Extract every entry word for word.

Entries:
※ ※ ※

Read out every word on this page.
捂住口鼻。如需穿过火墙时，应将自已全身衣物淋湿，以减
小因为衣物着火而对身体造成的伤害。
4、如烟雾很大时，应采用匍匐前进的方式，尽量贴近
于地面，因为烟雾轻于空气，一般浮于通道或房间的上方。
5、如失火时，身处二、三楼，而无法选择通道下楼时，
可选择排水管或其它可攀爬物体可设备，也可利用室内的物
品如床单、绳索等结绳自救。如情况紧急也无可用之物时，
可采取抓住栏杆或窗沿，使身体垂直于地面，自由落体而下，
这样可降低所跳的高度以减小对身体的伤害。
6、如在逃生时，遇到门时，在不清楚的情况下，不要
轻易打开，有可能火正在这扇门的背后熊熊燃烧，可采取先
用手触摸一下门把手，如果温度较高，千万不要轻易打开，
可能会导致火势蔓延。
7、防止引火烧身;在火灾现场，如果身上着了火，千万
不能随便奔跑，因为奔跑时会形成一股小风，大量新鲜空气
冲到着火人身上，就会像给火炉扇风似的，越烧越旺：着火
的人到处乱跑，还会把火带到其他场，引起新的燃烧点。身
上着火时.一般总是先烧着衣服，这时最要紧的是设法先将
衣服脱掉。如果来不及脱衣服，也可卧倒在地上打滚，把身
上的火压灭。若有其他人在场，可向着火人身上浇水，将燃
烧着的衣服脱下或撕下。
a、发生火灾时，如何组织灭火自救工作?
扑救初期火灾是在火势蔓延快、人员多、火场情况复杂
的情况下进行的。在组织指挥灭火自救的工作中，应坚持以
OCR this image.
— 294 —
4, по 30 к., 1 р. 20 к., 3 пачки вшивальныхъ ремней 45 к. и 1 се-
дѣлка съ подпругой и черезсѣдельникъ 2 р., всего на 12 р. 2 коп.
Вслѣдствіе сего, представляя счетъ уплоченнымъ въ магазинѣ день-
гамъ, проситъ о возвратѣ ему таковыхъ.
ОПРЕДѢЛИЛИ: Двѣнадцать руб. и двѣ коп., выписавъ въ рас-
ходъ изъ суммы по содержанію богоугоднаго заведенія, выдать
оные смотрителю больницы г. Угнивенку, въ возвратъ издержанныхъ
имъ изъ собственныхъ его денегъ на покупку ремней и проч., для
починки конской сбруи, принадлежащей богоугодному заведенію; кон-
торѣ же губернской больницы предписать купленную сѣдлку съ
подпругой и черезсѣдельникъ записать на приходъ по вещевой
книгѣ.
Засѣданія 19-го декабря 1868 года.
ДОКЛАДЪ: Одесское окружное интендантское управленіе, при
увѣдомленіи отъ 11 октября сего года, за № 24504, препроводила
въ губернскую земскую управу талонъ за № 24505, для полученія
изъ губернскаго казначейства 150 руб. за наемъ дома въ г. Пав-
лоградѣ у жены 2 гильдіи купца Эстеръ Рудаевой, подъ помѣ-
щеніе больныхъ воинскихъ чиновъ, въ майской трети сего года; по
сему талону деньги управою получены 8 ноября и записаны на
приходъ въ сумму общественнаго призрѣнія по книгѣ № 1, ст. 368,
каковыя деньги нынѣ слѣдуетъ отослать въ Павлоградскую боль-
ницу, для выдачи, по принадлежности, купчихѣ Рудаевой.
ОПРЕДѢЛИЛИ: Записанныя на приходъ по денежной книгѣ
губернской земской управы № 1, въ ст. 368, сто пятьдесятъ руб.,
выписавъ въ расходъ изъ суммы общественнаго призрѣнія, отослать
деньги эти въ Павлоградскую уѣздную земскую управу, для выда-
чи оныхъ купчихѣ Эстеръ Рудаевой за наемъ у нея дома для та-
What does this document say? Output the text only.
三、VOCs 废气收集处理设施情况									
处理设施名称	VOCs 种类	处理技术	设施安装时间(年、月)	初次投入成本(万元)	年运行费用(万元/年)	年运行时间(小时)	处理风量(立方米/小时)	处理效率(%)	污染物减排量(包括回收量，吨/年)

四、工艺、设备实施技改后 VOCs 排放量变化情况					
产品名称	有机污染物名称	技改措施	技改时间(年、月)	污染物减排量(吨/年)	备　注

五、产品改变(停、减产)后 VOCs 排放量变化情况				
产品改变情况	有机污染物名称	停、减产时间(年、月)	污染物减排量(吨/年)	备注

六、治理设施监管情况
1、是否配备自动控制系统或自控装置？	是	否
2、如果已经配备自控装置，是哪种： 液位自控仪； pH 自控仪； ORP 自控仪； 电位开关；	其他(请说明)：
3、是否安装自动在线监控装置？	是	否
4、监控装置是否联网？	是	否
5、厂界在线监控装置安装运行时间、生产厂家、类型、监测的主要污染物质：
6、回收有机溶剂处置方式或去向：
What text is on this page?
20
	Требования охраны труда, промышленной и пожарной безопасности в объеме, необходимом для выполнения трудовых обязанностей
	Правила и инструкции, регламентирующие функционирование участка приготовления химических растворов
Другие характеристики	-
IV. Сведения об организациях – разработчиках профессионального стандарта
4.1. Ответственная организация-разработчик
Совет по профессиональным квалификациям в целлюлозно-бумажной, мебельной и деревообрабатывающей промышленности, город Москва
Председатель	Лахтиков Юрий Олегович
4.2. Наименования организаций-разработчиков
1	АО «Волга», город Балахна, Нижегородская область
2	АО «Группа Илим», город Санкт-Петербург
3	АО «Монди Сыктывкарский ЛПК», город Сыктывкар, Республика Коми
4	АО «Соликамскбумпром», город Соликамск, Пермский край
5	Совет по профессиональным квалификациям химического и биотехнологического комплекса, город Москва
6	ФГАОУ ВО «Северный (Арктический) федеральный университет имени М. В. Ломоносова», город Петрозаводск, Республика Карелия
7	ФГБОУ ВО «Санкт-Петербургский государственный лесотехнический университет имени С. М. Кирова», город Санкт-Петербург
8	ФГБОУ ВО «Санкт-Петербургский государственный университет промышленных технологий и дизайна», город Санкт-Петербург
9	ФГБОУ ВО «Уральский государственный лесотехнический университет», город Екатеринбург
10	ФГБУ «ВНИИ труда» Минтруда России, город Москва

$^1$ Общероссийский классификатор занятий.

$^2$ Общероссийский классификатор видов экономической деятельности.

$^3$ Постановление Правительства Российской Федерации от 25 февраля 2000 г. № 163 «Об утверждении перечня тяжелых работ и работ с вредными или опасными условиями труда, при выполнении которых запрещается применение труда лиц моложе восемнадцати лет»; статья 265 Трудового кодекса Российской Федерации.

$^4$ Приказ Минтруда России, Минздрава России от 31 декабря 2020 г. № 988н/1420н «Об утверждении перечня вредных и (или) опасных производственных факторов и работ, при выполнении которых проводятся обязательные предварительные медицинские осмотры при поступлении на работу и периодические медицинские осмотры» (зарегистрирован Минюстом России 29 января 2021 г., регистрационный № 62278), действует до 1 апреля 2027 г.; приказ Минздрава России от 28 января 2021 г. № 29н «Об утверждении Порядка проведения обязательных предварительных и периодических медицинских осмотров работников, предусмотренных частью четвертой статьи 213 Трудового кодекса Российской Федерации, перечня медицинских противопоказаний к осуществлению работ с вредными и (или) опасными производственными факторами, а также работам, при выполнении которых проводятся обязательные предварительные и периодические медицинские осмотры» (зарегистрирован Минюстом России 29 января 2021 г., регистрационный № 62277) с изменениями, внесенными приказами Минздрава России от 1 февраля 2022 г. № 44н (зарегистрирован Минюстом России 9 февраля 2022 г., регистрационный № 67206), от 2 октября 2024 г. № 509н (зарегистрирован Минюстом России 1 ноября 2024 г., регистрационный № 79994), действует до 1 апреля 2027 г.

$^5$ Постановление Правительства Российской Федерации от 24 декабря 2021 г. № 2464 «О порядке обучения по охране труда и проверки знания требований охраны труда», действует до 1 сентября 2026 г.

※ ※ ※

Answer below:
Read out every word on this page.
捂住口鼻。如需穿过火墙时，应将自已全身衣物淋湿，以减
小因为衣物着火而对身体造成的伤害。
4、如烟雾很大时，应采用匍匐前进的方式，尽量贴近
于地面，因为烟雾轻于空气，一般浮于通道或房间的上方。
5、如失火时，身处二、三楼，而无法选择通道下楼时，
可选择排水管或其它可攀爬物体可设备，也可利用室内的物
品如床单、绳索等结绳自救。如情况紧急也无可用之物时，
可采取抓住栏杆或窗沿，使身体垂直于地面，自由落体而下，
这样可降低所跳的高度以减小对身体的伤害。
6、如在逃生时，遇到门时，在不清楚的情况下，不要
轻易打开，有可能火正在这扇门的背后熊熊燃烧，可采取先
用手触摸一下门把手，如果温度较高，千万不要轻易打开，
可能会导致火势蔓延。
7、防止引火烧身;在火灾现场，如果身上着了火，千万
不能随便奔跑，因为奔跑时会形成一股小风，大量新鲜空气
冲到着火人身上，就会像给火炉扇风似的，越烧越旺：着火
的人到处乱跑，还会把火带到其他场，引起新的燃烧点。身
上着火时.一般总是先烧着衣服，这时最要紧的是设法先将
衣服脱掉。如果来不及脱衣服，也可卧倒在地上打滚，把身
上的火压灭。若有其他人在场，可向着火人身上浇水，将燃
烧着的衣服脱下或撕下。
a、发生火灾时，如何组织灭火自救工作?
扑救初期火灾是在火势蔓延快、人员多、火场情况复杂
的情况下进行的。在组织指挥灭火自救的工作中，应坚持以
OCR this image.
— 294 —
4, по 30 к., 1 р. 20 к., 3 пачки вшивальныхъ ремней 45 к. и 1 се-
дѣлка съ подпругой и черезсѣдельникъ 2 р., всего на 12 р. 2 коп.
Вслѣдствіе сего, представляя счетъ уплоченнымъ въ магазинѣ день-
гамъ, проситъ о возвратѣ ему таковыхъ.
ОПРЕДѢЛИЛИ: Двѣнадцать руб. и двѣ коп., выписавъ въ рас-
ходъ изъ суммы по содержанію богоугоднаго заведенія, выдать
оные смотрителю больницы г. Угнивенку, въ возвратъ издержанныхъ
имъ изъ собственныхъ его денегъ на покупку ремней и проч., для
починки конской сбруи, принадлежащей богоугодному заведенію; кон-
торѣ же губернской больницы предписать купленную сѣдлку съ
подпругой и черезсѣдельникъ записать на приходъ по вещевой
книгѣ.
Засѣданія 19-го декабря 1868 года.
ДОКЛАДЪ: Одесское окружное интендантское управленіе, при
увѣдомленіи отъ 11 октября сего года, за № 24504, препроводила
въ губернскую земскую управу талонъ за № 24505, для полученія
изъ губернскаго казначейства 150 руб. за наемъ дома въ г. Пав-
лоградѣ у жены 2 гильдіи купца Эстеръ Рудаевой, подъ помѣ-
щеніе больныхъ воинскихъ чиновъ, въ майской трети сего года; по
сему талону деньги управою получены 8 ноября и записаны на
приходъ въ сумму общественнаго призрѣнія по книгѣ № 1, ст. 368,
каковыя деньги нынѣ слѣдуетъ отослать въ Павлоградскую боль-
ницу, для выдачи, по принадлежности, купчихѣ Рудаевой.
ОПРЕДѢЛИЛИ: Записанныя на приходъ по денежной книгѣ
губернской земской управы № 1, въ ст. 368, сто пятьдесятъ руб.,
выписавъ въ расходъ изъ суммы общественнаго призрѣнія, отослать
деньги эти въ Павлоградскую уѣздную земскую управу, для выда-
чи оныхъ купчихѣ Эстеръ Рудаевой за наемъ у нея дома для та-
What does this document say? Output the text only.
三、VOCs 废气收集处理设施情况									
处理设施名称	VOCs 种类	处理技术	设施安装时间(年、月)	初次投入成本(万元)	年运行费用(万元/年)	年运行时间(小时)	处理风量(立方米/小时)	处理效率(%)	污染物减排量(包括回收量，吨/年)

四、工艺、设备实施技改后 VOCs 排放量变化情况					
产品名称	有机污染物名称	技改措施	技改时间(年、月)	污染物减排量(吨/年)	备　注

五、产品改变(停、减产)后 VOCs 排放量变化情况				
产品改变情况	有机污染物名称	停、减产时间(年、月)	污染物减排量(吨/年)	备注

六、治理设施监管情况
1、是否配备自动控制系统或自控装置？	是	否
2、如果已经配备自控装置，是哪种： 液位自控仪； pH 自控仪； ORP 自控仪； 电位开关；	其他(请说明)：
3、是否安装自动在线监控装置？	是	否
4、监控装置是否联网？	是	否
5、厂界在线监控装置安装运行时间、生产厂家、类型、监测的主要污染物质：
6、回收有机溶剂处置方式或去向：
What text is on this page?
20
	Требования охраны труда, промышленной и пожарной безопасности в объеме, необходимом для выполнения трудовых обязанностей
	Правила и инструкции, регламентирующие функционирование участка приготовления химических растворов
Другие характеристики	-
IV. Сведения об организациях – разработчиках профессионального стандарта
4.1. Ответственная организация-разработчик
Совет по профессиональным квалификациям в целлюлозно-бумажной, мебельной и деревообрабатывающей промышленности, город Москва
Председатель	Лахтиков Юрий Олегович
4.2. Наименования организаций-разработчиков
1	АО «Волга», город Балахна, Нижегородская область
2	АО «Группа Илим», город Санкт-Петербург
3	АО «Монди Сыктывкарский ЛПК», город Сыктывкар, Республика Коми
4	АО «Соликамскбумпром», город Соликамск, Пермский край
5	Совет по профессиональным квалификациям химического и биотехнологического комплекса, город Москва
6	ФГАОУ ВО «Северный (Арктический) федеральный университет имени М. В. Ломоносова», город Петрозаводск, Республика Карелия
7	ФГБОУ ВО «Санкт-Петербургский государственный лесотехнический университет имени С. М. Кирова», город Санкт-Петербург
8	ФГБОУ ВО «Санкт-Петербургский государственный университет промышленных технологий и дизайна», город Санкт-Петербург
9	ФГБОУ ВО «Уральский государственный лесотехнический университет», город Екатеринбург
10	ФГБУ «ВНИИ труда» Минтруда России, город Москва

$^1$ Общероссийский классификатор занятий.

$^2$ Общероссийский классификатор видов экономической деятельности.

$^3$ Постановление Правительства Российской Федерации от 25 февраля 2000 г. № 163 «Об утверждении перечня тяжелых работ и работ с вредными или опасными условиями труда, при выполнении которых запрещается применение труда лиц моложе восемнадцати лет»; статья 265 Трудового кодекса Российской Федерации.

$^4$ Приказ Минтруда России, Минздрава России от 31 декабря 2020 г. № 988н/1420н «Об утверждении перечня вредных и (или) опасных производственных факторов и работ, при выполнении которых проводятся обязательные предварительные медицинские осмотры при поступлении на работу и периодические медицинские осмотры» (зарегистрирован Минюстом России 29 января 2021 г., регистрационный № 62278), действует до 1 апреля 2027 г.; приказ Минздрава России от 28 января 2021 г. № 29н «Об утверждении Порядка проведения обязательных предварительных и периодических медицинских осмотров работников, предусмотренных частью четвертой статьи 213 Трудового кодекса Российской Федерации, перечня медицинских противопоказаний к осуществлению работ с вредными и (или) опасными производственными факторами, а также работам, при выполнении которых проводятся обязательные предварительные и периодические медицинские осмотры» (зарегистрирован Минюстом России 29 января 2021 г., регистрационный № 62277) с изменениями, внесенными приказами Минздрава России от 1 февраля 2022 г. № 44н (зарегистрирован Минюстом России 9 февраля 2022 г., регистрационный № 67206), от 2 октября 2024 г. № 509н (зарегистрирован Минюстом России 1 ноября 2024 г., регистрационный № 79994), действует до 1 апреля 2027 г.

$^5$ Постановление Правительства Российской Федерации от 24 декабря 2021 г. № 2464 «О порядке обучения по охране труда и проверки знания требований охраны труда», действует до 1 сентября 2026 г.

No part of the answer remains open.